---------- DATA FOR PROCESSING

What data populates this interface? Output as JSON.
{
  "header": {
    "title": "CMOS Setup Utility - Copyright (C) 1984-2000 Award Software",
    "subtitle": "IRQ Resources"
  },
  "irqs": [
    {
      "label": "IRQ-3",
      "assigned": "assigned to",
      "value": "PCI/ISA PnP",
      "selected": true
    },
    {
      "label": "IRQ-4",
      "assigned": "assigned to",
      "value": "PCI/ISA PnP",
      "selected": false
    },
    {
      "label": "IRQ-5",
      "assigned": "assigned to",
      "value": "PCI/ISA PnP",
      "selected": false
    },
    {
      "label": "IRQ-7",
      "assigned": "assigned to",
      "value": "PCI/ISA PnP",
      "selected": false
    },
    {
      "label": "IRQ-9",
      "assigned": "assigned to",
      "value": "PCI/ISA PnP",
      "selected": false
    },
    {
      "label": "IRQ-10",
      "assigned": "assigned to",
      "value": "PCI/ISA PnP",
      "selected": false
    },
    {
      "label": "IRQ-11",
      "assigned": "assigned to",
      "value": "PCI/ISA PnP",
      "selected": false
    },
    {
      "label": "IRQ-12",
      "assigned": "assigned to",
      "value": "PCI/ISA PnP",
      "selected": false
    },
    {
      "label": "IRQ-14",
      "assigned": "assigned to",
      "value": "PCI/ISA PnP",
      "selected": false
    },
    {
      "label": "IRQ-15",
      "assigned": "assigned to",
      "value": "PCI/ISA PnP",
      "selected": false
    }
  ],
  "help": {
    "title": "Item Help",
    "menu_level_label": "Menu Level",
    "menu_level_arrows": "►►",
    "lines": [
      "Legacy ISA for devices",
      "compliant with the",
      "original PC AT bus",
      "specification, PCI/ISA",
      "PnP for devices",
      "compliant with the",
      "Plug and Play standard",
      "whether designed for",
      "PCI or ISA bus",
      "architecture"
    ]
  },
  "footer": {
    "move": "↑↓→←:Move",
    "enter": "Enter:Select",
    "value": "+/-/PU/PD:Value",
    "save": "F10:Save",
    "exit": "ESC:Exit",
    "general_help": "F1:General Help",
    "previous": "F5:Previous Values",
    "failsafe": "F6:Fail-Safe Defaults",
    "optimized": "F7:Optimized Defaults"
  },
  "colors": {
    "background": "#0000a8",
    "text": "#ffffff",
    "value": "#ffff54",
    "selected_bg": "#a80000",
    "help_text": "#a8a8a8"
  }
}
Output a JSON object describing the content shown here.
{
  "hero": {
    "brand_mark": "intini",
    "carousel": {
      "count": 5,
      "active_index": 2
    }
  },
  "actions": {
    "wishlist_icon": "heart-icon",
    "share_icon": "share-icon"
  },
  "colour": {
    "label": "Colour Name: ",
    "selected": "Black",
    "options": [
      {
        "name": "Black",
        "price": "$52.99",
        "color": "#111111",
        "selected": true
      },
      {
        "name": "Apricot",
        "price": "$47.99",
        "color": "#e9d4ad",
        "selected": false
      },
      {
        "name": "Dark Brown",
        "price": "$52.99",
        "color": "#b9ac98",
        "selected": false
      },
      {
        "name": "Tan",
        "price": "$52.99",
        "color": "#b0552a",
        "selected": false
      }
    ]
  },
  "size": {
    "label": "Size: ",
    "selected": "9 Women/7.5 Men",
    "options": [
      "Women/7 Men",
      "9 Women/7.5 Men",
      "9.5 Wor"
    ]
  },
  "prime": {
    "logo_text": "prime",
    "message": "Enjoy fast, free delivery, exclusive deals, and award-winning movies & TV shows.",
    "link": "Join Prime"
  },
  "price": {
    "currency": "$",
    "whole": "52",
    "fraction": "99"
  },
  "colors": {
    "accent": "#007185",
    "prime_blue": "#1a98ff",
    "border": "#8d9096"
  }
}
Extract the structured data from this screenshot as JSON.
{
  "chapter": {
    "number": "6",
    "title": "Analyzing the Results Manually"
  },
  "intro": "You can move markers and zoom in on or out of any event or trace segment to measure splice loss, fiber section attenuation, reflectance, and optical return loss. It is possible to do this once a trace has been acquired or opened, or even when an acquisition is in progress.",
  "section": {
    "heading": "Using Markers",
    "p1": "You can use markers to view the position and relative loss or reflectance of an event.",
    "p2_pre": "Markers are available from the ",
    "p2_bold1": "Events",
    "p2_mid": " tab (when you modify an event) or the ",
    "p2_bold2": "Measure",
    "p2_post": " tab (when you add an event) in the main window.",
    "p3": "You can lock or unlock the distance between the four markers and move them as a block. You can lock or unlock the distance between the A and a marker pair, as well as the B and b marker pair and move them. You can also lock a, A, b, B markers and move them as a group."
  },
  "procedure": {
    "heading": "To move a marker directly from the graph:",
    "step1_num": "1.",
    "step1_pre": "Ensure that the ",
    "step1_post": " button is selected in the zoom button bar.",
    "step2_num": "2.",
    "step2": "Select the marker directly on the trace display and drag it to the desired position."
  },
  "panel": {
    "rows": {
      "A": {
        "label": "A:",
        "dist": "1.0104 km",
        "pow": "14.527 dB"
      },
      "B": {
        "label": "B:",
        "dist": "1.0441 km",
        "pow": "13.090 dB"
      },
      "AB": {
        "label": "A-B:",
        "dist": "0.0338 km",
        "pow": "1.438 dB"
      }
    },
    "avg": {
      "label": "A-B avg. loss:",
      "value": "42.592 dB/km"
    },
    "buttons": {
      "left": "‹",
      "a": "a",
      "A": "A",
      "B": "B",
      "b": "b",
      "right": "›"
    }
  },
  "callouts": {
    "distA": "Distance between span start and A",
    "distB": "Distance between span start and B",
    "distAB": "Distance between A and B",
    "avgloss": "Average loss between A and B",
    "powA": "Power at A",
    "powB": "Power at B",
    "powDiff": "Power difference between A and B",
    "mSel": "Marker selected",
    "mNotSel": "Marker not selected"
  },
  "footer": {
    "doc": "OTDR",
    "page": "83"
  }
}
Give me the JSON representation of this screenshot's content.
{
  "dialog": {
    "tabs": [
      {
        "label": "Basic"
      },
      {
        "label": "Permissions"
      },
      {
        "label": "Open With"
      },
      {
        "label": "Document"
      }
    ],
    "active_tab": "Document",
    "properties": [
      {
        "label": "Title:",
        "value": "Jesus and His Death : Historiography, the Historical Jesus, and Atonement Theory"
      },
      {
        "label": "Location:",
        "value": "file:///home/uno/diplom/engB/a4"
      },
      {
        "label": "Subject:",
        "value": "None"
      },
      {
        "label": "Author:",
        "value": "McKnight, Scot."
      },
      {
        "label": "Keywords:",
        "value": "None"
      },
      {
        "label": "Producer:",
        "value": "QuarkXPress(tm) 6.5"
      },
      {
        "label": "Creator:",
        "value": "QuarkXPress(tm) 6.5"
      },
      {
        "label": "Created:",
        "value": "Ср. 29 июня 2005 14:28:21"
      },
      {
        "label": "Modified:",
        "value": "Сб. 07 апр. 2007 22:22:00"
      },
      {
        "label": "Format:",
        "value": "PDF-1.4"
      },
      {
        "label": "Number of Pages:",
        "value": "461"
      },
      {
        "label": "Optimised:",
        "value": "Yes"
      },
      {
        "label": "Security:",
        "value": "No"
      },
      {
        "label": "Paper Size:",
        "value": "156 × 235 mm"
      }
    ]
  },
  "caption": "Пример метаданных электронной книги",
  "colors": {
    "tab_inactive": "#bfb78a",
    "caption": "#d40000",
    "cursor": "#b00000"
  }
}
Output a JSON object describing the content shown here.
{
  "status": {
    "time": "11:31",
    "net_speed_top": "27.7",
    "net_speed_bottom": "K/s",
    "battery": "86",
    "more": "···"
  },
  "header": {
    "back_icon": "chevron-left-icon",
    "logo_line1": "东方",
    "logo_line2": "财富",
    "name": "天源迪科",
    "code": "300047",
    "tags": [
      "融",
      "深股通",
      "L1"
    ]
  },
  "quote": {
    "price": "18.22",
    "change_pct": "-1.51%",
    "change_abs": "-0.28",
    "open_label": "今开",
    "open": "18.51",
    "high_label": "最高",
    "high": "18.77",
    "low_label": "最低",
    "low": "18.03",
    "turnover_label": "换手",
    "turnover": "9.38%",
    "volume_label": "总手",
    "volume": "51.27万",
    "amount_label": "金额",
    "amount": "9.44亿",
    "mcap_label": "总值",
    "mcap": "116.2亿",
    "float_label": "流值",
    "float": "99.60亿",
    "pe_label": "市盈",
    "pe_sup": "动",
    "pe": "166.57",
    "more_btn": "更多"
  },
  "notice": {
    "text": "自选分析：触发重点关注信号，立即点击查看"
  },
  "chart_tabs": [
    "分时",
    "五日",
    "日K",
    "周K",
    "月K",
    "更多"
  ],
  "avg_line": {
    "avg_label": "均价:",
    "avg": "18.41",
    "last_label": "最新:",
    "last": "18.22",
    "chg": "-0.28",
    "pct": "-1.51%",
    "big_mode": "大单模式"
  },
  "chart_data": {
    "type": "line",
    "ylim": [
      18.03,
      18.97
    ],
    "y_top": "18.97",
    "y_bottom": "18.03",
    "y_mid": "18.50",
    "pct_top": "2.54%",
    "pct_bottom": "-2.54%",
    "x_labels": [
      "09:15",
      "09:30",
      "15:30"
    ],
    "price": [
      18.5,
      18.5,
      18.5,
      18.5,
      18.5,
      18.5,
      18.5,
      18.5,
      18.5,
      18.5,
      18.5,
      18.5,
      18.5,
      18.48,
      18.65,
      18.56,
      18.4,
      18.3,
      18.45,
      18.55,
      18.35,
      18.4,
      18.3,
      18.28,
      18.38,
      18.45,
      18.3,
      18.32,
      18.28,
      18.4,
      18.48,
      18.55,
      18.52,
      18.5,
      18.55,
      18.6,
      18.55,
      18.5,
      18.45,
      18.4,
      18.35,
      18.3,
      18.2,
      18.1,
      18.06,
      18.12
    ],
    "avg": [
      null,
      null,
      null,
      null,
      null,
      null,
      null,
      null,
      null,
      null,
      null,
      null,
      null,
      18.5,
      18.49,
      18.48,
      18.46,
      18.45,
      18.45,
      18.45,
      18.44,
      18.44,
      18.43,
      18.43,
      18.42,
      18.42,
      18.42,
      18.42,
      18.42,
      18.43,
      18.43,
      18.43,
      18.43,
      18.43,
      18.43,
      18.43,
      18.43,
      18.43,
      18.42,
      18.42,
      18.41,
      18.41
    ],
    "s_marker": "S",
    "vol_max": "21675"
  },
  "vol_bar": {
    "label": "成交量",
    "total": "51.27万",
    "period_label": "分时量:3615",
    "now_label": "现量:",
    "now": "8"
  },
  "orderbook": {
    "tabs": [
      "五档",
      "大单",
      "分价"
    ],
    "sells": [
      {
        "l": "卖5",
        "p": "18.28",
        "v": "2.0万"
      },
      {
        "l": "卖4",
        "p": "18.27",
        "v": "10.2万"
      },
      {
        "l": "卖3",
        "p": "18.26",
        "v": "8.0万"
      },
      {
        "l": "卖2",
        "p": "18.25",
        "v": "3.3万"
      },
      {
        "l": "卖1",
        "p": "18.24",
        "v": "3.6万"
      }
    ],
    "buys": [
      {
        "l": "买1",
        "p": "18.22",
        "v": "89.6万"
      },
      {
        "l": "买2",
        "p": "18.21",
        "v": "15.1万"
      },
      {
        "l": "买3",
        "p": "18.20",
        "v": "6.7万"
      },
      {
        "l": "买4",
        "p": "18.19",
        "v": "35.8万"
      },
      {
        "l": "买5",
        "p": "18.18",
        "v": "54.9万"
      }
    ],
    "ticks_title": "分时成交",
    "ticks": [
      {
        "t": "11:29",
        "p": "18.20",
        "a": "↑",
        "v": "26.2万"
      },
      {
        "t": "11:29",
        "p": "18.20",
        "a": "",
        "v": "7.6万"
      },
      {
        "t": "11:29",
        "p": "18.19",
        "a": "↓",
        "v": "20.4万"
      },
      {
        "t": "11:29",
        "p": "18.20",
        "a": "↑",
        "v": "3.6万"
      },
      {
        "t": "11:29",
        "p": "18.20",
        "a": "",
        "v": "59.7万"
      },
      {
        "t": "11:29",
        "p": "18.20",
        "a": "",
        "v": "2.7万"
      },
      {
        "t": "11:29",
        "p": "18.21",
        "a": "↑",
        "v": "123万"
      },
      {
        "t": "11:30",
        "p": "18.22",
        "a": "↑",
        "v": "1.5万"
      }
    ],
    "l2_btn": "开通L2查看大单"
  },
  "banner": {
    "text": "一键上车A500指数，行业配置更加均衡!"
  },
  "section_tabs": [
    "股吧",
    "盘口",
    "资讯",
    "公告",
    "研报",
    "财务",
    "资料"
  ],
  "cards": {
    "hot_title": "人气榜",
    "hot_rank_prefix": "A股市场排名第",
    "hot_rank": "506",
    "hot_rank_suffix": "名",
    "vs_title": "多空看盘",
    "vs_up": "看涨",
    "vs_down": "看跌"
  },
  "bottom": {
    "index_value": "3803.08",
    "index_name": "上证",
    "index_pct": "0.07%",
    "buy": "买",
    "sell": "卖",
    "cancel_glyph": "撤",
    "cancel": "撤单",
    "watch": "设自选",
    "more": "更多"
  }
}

--------------------

# REQUIREMENT
Read the data above and pull out each line that holds the string "directly".

# COMPLETE OUTPUT
    "heading": "To move a marker directly from the graph:",
    "step2": "Select the marker directly on the trace display and drag it to the desired position."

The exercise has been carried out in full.